> [TASK INSTRUCTIONS] Restate the listing that follows word for word, without its pictures.

> [Dataset items]
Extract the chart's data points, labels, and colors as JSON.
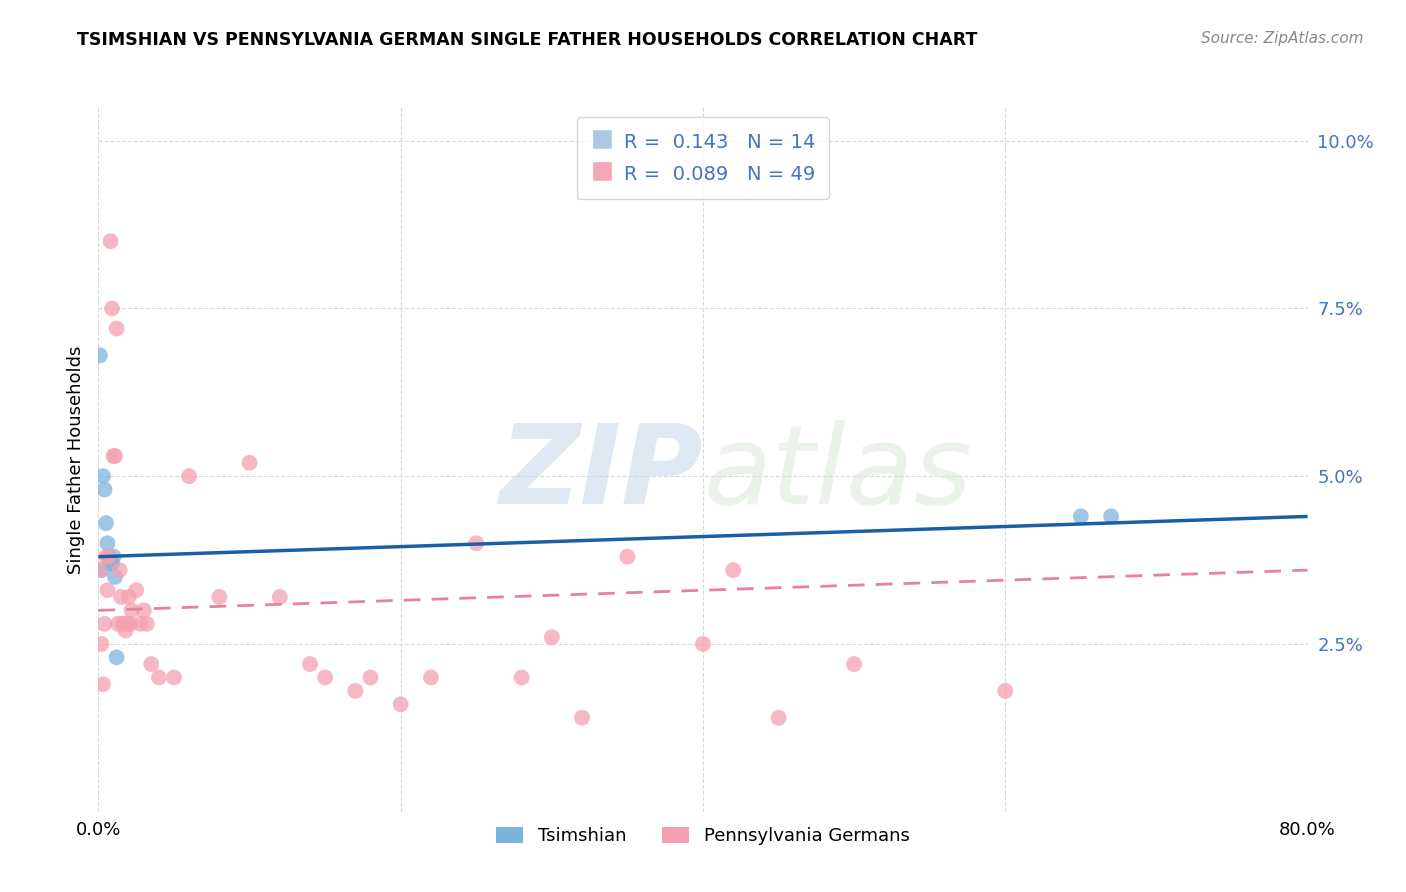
{
  "title": "TSIMSHIAN VS PENNSYLVANIA GERMAN SINGLE FATHER HOUSEHOLDS CORRELATION CHART",
  "source": "Source: ZipAtlas.com",
  "ylabel": "Single Father Households",
  "legend": {
    "tsimshian": {
      "R": 0.143,
      "N": 14,
      "color": "#aec6e8"
    },
    "pa_german": {
      "R": 0.089,
      "N": 49,
      "color": "#f4a7b5"
    }
  },
  "tsimshian_x": [
    0.001,
    0.002,
    0.003,
    0.004,
    0.005,
    0.006,
    0.007,
    0.008,
    0.009,
    0.01,
    0.011,
    0.012,
    0.65,
    0.67
  ],
  "tsimshian_y": [
    0.068,
    0.036,
    0.05,
    0.048,
    0.043,
    0.04,
    0.038,
    0.037,
    0.037,
    0.038,
    0.035,
    0.023,
    0.044,
    0.044
  ],
  "pa_german_x": [
    0.001,
    0.002,
    0.003,
    0.004,
    0.005,
    0.006,
    0.007,
    0.008,
    0.009,
    0.01,
    0.011,
    0.012,
    0.013,
    0.014,
    0.015,
    0.016,
    0.017,
    0.018,
    0.019,
    0.02,
    0.021,
    0.022,
    0.025,
    0.028,
    0.03,
    0.032,
    0.035,
    0.04,
    0.05,
    0.06,
    0.08,
    0.1,
    0.12,
    0.14,
    0.15,
    0.17,
    0.18,
    0.2,
    0.22,
    0.25,
    0.28,
    0.3,
    0.32,
    0.35,
    0.4,
    0.42,
    0.45,
    0.5,
    0.6
  ],
  "pa_german_y": [
    0.036,
    0.025,
    0.019,
    0.028,
    0.038,
    0.033,
    0.038,
    0.085,
    0.075,
    0.053,
    0.053,
    0.072,
    0.028,
    0.036,
    0.032,
    0.028,
    0.028,
    0.027,
    0.028,
    0.032,
    0.028,
    0.03,
    0.033,
    0.028,
    0.03,
    0.028,
    0.022,
    0.02,
    0.02,
    0.05,
    0.032,
    0.052,
    0.032,
    0.022,
    0.02,
    0.018,
    0.02,
    0.016,
    0.02,
    0.04,
    0.02,
    0.026,
    0.014,
    0.038,
    0.025,
    0.036,
    0.014,
    0.022,
    0.018
  ],
  "ylim": [
    0.0,
    0.105
  ],
  "xlim": [
    0.0,
    0.8
  ],
  "yticks": [
    0.025,
    0.05,
    0.075,
    0.1
  ],
  "ytick_labels": [
    "2.5%",
    "5.0%",
    "7.5%",
    "10.0%"
  ],
  "xticks": [
    0.0,
    0.2,
    0.4,
    0.6,
    0.8
  ],
  "xtick_labels": [
    "0.0%",
    "",
    "",
    "",
    "80.0%"
  ],
  "bg_color": "#ffffff",
  "grid_color": "#d8d8d8",
  "tsimshian_scatter_color": "#7cb4e0",
  "tsimshian_line_color": "#1a5fa6",
  "pa_german_scatter_color": "#f4a0b0",
  "pa_german_line_color": "#e8829a"
}
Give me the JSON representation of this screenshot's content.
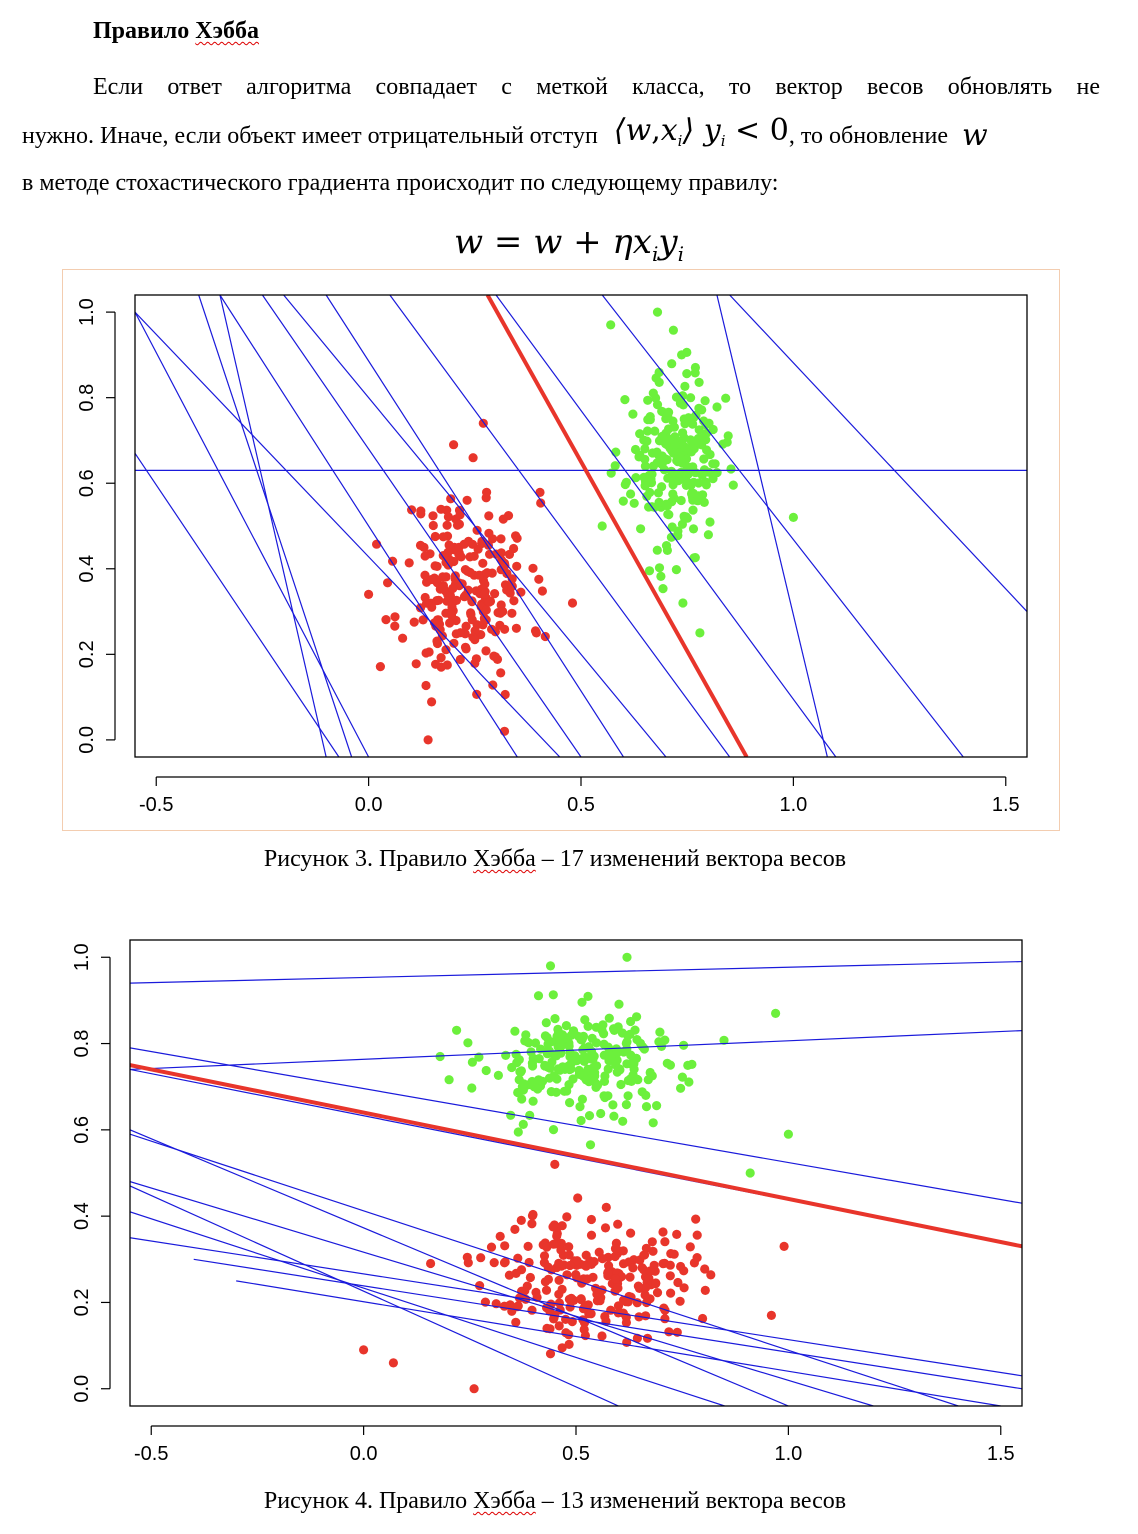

> [FINAL RESULT]
Extract the chart's data points, labels, and colors as JSON.
{
  "title": "TSIMSHIAN VS PENNSYLVANIA GERMAN SINGLE FATHER HOUSEHOLDS CORRELATION CHART",
  "source": "Source: ZipAtlas.com",
  "ylabel": "Single Father Households",
  "legend": {
    "tsimshian": {
      "R": 0.143,
      "N": 14,
      "color": "#aec6e8"
    },
    "pa_german": {
      "R": 0.089,
      "N": 49,
      "color": "#f4a7b5"
    }
  },
  "tsimshian_x": [
    0.001,
    0.002,
    0.003,
    0.004,
    0.005,
    0.006,
    0.007,
    0.008,
    0.009,
    0.01,
    0.011,
    0.012,
    0.65,
    0.67
  ],
  "tsimshian_y": [
    0.068,
    0.036,
    0.05,
    0.048,
    0.043,
    0.04,
    0.038,
    0.037,
    0.037,
    0.038,
    0.035,
    0.023,
    0.044,
    0.044
  ],
  "pa_german_x": [
    0.001,
    0.002,
    0.003,
    0.004,
    0.005,
    0.006,
    0.007,
    0.008,
    0.009,
    0.01,
    0.011,
    0.012,
    0.013,
    0.014,
    0.015,
    0.016,
    0.017,
    0.018,
    0.019,
    0.02,
    0.021,
    0.022,
    0.025,
    0.028,
    0.03,
    0.032,
    0.035,
    0.04,
    0.05,
    0.06,
    0.08,
    0.1,
    0.12,
    0.14,
    0.15,
    0.17,
    0.18,
    0.2,
    0.22,
    0.25,
    0.28,
    0.3,
    0.32,
    0.35,
    0.4,
    0.42,
    0.45,
    0.5,
    0.6
  ],
  "pa_german_y": [
    0.036,
    0.025,
    0.019,
    0.028,
    0.038,
    0.033,
    0.038,
    0.085,
    0.075,
    0.053,
    0.053,
    0.072,
    0.028,
    0.036,
    0.032,
    0.028,
    0.028,
    0.027,
    0.028,
    0.032,
    0.028,
    0.03,
    0.033,
    0.028,
    0.03,
    0.028,
    0.022,
    0.02,
    0.02,
    0.05,
    0.032,
    0.052,
    0.032,
    0.022,
    0.02,
    0.018,
    0.02,
    0.016,
    0.02,
    0.04,
    0.02,
    0.026,
    0.014,
    0.038,
    0.025,
    0.036,
    0.014,
    0.022,
    0.018
  ],
  "ylim": [
    0.0,
    0.105
  ],
  "xlim": [
    0.0,
    0.8
  ],
  "yticks": [
    0.025,
    0.05,
    0.075,
    0.1
  ],
  "ytick_labels": [
    "2.5%",
    "5.0%",
    "7.5%",
    "10.0%"
  ],
  "xticks": [
    0.0,
    0.2,
    0.4,
    0.6,
    0.8
  ],
  "xtick_labels": [
    "0.0%",
    "",
    "",
    "",
    "80.0%"
  ],
  "bg_color": "#ffffff",
  "grid_color": "#d8d8d8",
  "tsimshian_scatter_color": "#7cb4e0",
  "tsimshian_line_color": "#1a5fa6",
  "pa_german_scatter_color": "#f4a0b0",
  "pa_german_line_color": "#e8829a"
}
Give me the JSON representation of this screenshot's content.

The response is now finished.